>> BEGIN EXERCISE MATERIAL

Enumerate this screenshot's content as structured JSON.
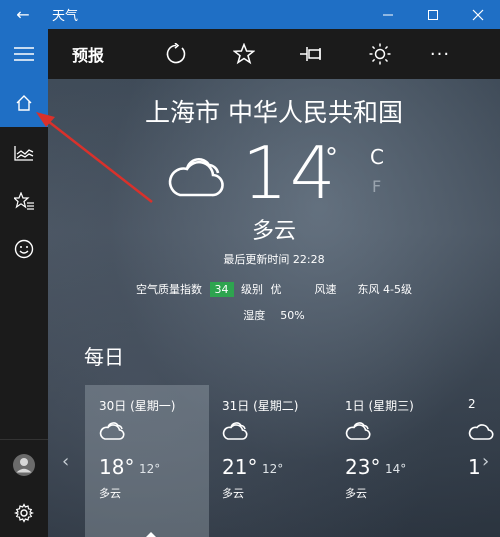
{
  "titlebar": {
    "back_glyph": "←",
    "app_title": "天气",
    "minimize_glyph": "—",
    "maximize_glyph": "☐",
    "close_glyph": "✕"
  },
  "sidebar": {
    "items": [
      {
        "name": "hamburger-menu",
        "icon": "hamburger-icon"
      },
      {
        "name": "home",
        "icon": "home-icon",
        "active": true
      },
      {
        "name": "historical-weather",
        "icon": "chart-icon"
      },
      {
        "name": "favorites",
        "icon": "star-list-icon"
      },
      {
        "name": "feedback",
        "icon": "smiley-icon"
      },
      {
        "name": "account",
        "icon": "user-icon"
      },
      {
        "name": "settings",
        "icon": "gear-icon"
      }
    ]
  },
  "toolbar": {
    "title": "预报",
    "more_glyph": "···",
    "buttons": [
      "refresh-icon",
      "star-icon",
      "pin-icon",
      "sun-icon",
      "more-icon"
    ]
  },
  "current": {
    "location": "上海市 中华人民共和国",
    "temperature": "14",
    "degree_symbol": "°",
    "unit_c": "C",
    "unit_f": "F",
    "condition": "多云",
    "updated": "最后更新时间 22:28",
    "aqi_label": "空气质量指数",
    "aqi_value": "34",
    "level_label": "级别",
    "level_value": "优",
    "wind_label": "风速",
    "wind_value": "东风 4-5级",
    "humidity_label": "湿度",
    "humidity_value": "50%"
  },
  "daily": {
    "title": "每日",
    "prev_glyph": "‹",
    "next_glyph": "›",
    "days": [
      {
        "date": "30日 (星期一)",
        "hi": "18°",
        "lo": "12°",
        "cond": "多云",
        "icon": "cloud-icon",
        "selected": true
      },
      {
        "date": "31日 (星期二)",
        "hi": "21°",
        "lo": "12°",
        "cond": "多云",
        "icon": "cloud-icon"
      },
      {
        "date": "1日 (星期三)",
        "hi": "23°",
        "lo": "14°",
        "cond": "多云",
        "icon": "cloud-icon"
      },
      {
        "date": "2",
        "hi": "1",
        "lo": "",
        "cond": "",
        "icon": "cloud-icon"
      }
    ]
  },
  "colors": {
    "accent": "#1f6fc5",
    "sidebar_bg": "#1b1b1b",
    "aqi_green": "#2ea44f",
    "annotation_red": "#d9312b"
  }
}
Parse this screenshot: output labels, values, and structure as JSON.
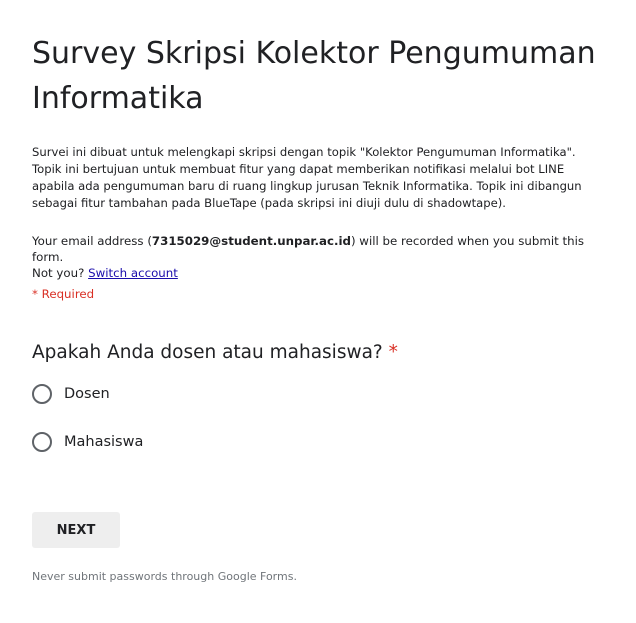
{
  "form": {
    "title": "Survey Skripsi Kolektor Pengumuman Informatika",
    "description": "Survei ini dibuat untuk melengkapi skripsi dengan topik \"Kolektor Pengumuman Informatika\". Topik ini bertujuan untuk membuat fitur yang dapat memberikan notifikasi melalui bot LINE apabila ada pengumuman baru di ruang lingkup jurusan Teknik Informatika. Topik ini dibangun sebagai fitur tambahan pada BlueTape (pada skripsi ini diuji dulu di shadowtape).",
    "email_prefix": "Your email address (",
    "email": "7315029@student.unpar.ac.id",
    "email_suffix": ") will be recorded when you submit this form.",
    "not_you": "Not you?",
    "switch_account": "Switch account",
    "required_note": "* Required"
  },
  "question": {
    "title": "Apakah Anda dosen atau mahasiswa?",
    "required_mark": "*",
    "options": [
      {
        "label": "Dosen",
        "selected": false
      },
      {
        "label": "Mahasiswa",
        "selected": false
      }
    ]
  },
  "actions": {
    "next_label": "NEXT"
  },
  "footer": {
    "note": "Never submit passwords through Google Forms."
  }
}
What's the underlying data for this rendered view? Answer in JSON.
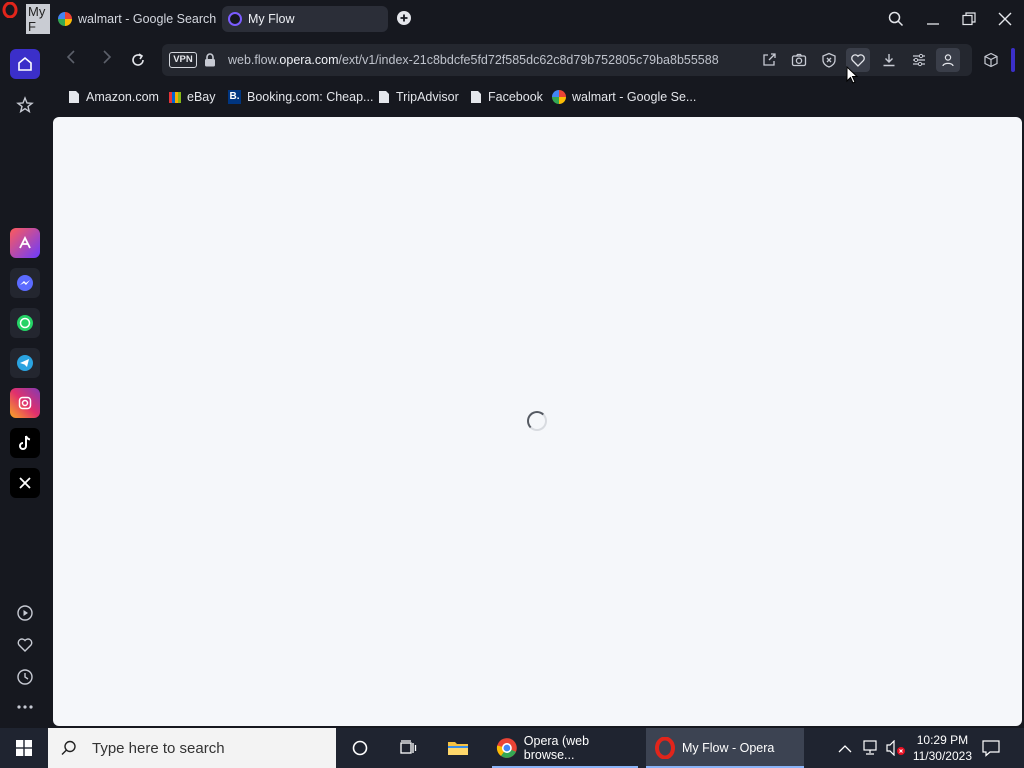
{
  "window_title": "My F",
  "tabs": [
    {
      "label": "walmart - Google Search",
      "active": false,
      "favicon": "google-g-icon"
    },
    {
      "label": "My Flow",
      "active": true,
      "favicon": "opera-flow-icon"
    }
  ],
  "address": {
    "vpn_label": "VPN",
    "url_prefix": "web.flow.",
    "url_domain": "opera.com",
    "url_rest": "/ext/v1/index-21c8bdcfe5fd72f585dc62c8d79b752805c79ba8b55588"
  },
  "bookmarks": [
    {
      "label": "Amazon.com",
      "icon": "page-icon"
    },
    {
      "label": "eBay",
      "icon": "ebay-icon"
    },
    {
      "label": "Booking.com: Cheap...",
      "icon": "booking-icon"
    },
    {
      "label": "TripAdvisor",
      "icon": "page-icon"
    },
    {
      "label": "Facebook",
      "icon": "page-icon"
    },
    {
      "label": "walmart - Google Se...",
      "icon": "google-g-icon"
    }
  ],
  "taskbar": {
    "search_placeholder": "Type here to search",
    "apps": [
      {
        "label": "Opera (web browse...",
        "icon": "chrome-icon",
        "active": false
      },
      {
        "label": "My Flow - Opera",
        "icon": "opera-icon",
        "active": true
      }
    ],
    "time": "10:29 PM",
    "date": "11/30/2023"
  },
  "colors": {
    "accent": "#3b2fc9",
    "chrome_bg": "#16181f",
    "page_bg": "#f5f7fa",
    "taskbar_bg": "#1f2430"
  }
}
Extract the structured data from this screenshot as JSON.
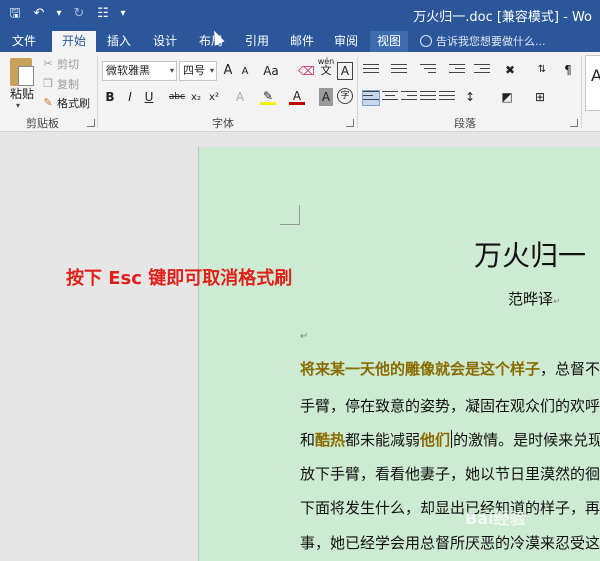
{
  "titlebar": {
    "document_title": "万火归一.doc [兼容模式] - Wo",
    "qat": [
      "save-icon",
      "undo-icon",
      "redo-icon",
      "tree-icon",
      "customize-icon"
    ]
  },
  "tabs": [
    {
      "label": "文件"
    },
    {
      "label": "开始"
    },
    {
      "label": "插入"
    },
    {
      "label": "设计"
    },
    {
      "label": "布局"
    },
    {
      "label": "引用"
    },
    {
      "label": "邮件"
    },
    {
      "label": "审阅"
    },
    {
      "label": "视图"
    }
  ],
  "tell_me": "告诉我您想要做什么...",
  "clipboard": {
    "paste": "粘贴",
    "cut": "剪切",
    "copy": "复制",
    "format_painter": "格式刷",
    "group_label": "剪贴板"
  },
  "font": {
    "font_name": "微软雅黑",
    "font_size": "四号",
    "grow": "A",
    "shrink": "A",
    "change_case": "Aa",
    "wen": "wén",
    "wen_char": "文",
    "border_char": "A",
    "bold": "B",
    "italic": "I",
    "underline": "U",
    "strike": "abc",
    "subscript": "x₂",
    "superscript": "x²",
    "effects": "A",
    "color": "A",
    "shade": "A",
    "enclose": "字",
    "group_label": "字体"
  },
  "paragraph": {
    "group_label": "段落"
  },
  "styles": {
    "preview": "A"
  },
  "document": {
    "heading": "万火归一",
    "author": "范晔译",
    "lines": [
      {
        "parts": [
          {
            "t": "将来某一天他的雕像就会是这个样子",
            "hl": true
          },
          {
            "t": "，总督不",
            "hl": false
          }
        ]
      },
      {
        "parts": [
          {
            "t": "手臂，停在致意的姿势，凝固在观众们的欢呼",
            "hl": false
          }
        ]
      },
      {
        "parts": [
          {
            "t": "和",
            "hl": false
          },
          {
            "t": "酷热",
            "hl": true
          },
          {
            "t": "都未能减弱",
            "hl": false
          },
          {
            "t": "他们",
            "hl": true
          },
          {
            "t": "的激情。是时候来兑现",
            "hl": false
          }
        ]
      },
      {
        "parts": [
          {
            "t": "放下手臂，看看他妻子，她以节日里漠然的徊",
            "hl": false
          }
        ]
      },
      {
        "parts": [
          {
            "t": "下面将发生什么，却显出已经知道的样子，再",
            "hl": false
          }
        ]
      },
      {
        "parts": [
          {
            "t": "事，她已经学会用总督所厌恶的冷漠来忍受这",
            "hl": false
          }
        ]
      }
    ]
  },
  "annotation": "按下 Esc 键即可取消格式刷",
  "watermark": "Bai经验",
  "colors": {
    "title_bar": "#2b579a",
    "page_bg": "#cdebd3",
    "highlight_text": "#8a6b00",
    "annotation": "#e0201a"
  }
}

>> END EXERCISE MATERIAL

# WRITTEN REQUEST:
Quote every record above exactly, leaving out the pictures.

# TASK OUTPUT:
Enumerate this screenshot's content as structured JSON.
{
  "titlebar": {
    "back_glyph": "←",
    "app_title": "天气",
    "minimize_glyph": "—",
    "maximize_glyph": "☐",
    "close_glyph": "✕"
  },
  "sidebar": {
    "items": [
      {
        "name": "hamburger-menu",
        "icon": "hamburger-icon"
      },
      {
        "name": "home",
        "icon": "home-icon",
        "active": true
      },
      {
        "name": "historical-weather",
        "icon": "chart-icon"
      },
      {
        "name": "favorites",
        "icon": "star-list-icon"
      },
      {
        "name": "feedback",
        "icon": "smiley-icon"
      },
      {
        "name": "account",
        "icon": "user-icon"
      },
      {
        "name": "settings",
        "icon": "gear-icon"
      }
    ]
  },
  "toolbar": {
    "title": "预报",
    "more_glyph": "···",
    "buttons": [
      "refresh-icon",
      "star-icon",
      "pin-icon",
      "sun-icon",
      "more-icon"
    ]
  },
  "current": {
    "location": "上海市 中华人民共和国",
    "temperature": "14",
    "degree_symbol": "°",
    "unit_c": "C",
    "unit_f": "F",
    "condition": "多云",
    "updated": "最后更新时间 22:28",
    "aqi_label": "空气质量指数",
    "aqi_value": "34",
    "level_label": "级别",
    "level_value": "优",
    "wind_label": "风速",
    "wind_value": "东风 4-5级",
    "humidity_label": "湿度",
    "humidity_value": "50%"
  },
  "daily": {
    "title": "每日",
    "prev_glyph": "‹",
    "next_glyph": "›",
    "days": [
      {
        "date": "30日 (星期一)",
        "hi": "18°",
        "lo": "12°",
        "cond": "多云",
        "icon": "cloud-icon",
        "selected": true
      },
      {
        "date": "31日 (星期二)",
        "hi": "21°",
        "lo": "12°",
        "cond": "多云",
        "icon": "cloud-icon"
      },
      {
        "date": "1日 (星期三)",
        "hi": "23°",
        "lo": "14°",
        "cond": "多云",
        "icon": "cloud-icon"
      },
      {
        "date": "2",
        "hi": "1",
        "lo": "",
        "cond": "",
        "icon": "cloud-icon"
      }
    ]
  },
  "colors": {
    "accent": "#1f6fc5",
    "sidebar_bg": "#1b1b1b",
    "aqi_green": "#2ea44f",
    "annotation_red": "#d9312b"
  }
}
Parse this screenshot: output labels, values, and structure as JSON.
{
  "form": {
    "title": "Survey Skripsi Kolektor Pengumuman Informatika",
    "description": "Survei ini dibuat untuk melengkapi skripsi dengan topik \"Kolektor Pengumuman Informatika\". Topik ini bertujuan untuk membuat fitur yang dapat memberikan notifikasi melalui bot LINE apabila ada pengumuman baru di ruang lingkup jurusan Teknik Informatika. Topik ini dibangun sebagai fitur tambahan pada BlueTape (pada skripsi ini diuji dulu di shadowtape).",
    "email_prefix": "Your email address (",
    "email": "7315029@student.unpar.ac.id",
    "email_suffix": ") will be recorded when you submit this form.",
    "not_you": "Not you?",
    "switch_account": "Switch account",
    "required_note": "* Required"
  },
  "question": {
    "title": "Apakah Anda dosen atau mahasiswa?",
    "required_mark": "*",
    "options": [
      {
        "label": "Dosen",
        "selected": false
      },
      {
        "label": "Mahasiswa",
        "selected": false
      }
    ]
  },
  "actions": {
    "next_label": "NEXT"
  },
  "footer": {
    "note": "Never submit passwords through Google Forms."
  }
}
What's the underlying data for this rendered view? Answer in JSON.
{
  "window_title": "My F",
  "tabs": [
    {
      "label": "walmart - Google Search",
      "active": false,
      "favicon": "google-g-icon"
    },
    {
      "label": "My Flow",
      "active": true,
      "favicon": "opera-flow-icon"
    }
  ],
  "address": {
    "vpn_label": "VPN",
    "url_prefix": "web.flow.",
    "url_domain": "opera.com",
    "url_rest": "/ext/v1/index-21c8bdcfe5fd72f585dc62c8d79b752805c79ba8b55588"
  },
  "bookmarks": [
    {
      "label": "Amazon.com",
      "icon": "page-icon"
    },
    {
      "label": "eBay",
      "icon": "ebay-icon"
    },
    {
      "label": "Booking.com: Cheap...",
      "icon": "booking-icon"
    },
    {
      "label": "TripAdvisor",
      "icon": "page-icon"
    },
    {
      "label": "Facebook",
      "icon": "page-icon"
    },
    {
      "label": "walmart - Google Se...",
      "icon": "google-g-icon"
    }
  ],
  "taskbar": {
    "search_placeholder": "Type here to search",
    "apps": [
      {
        "label": "Opera (web browse...",
        "icon": "chrome-icon",
        "active": false
      },
      {
        "label": "My Flow - Opera",
        "icon": "opera-icon",
        "active": true
      }
    ],
    "time": "10:29 PM",
    "date": "11/30/2023"
  },
  "colors": {
    "accent": "#3b2fc9",
    "chrome_bg": "#16181f",
    "page_bg": "#f5f7fa",
    "taskbar_bg": "#1f2430"
  }
}
Extract the structured data from this screenshot as JSON.
{
  "titlebar": {
    "document_title": "万火归一.doc [兼容模式] - Wo",
    "qat": [
      "save-icon",
      "undo-icon",
      "redo-icon",
      "tree-icon",
      "customize-icon"
    ]
  },
  "tabs": [
    {
      "label": "文件"
    },
    {
      "label": "开始"
    },
    {
      "label": "插入"
    },
    {
      "label": "设计"
    },
    {
      "label": "布局"
    },
    {
      "label": "引用"
    },
    {
      "label": "邮件"
    },
    {
      "label": "审阅"
    },
    {
      "label": "视图"
    }
  ],
  "tell_me": "告诉我您想要做什么...",
  "clipboard": {
    "paste": "粘贴",
    "cut": "剪切",
    "copy": "复制",
    "format_painter": "格式刷",
    "group_label": "剪贴板"
  },
  "font": {
    "font_name": "微软雅黑",
    "font_size": "四号",
    "grow": "A",
    "shrink": "A",
    "change_case": "Aa",
    "wen": "wén",
    "wen_char": "文",
    "border_char": "A",
    "bold": "B",
    "italic": "I",
    "underline": "U",
    "strike": "abc",
    "subscript": "x₂",
    "superscript": "x²",
    "effects": "A",
    "color": "A",
    "shade": "A",
    "enclose": "字",
    "group_label": "字体"
  },
  "paragraph": {
    "group_label": "段落"
  },
  "styles": {
    "preview": "A"
  },
  "document": {
    "heading": "万火归一",
    "author": "范晔译",
    "lines": [
      {
        "parts": [
          {
            "t": "将来某一天他的雕像就会是这个样子",
            "hl": true
          },
          {
            "t": "，总督不",
            "hl": false
          }
        ]
      },
      {
        "parts": [
          {
            "t": "手臂，停在致意的姿势，凝固在观众们的欢呼",
            "hl": false
          }
        ]
      },
      {
        "parts": [
          {
            "t": "和",
            "hl": false
          },
          {
            "t": "酷热",
            "hl": true
          },
          {
            "t": "都未能减弱",
            "hl": false
          },
          {
            "t": "他们",
            "hl": true
          },
          {
            "t": "的激情。是时候来兑现",
            "hl": false
          }
        ]
      },
      {
        "parts": [
          {
            "t": "放下手臂，看看他妻子，她以节日里漠然的徊",
            "hl": false
          }
        ]
      },
      {
        "parts": [
          {
            "t": "下面将发生什么，却显出已经知道的样子，再",
            "hl": false
          }
        ]
      },
      {
        "parts": [
          {
            "t": "事，她已经学会用总督所厌恶的冷漠来忍受这",
            "hl": false
          }
        ]
      }
    ]
  },
  "annotation": "按下 Esc 键即可取消格式刷",
  "watermark": "Bai经验",
  "colors": {
    "title_bar": "#2b579a",
    "page_bg": "#cdebd3",
    "highlight_text": "#8a6b00",
    "annotation": "#e0201a"
  }
}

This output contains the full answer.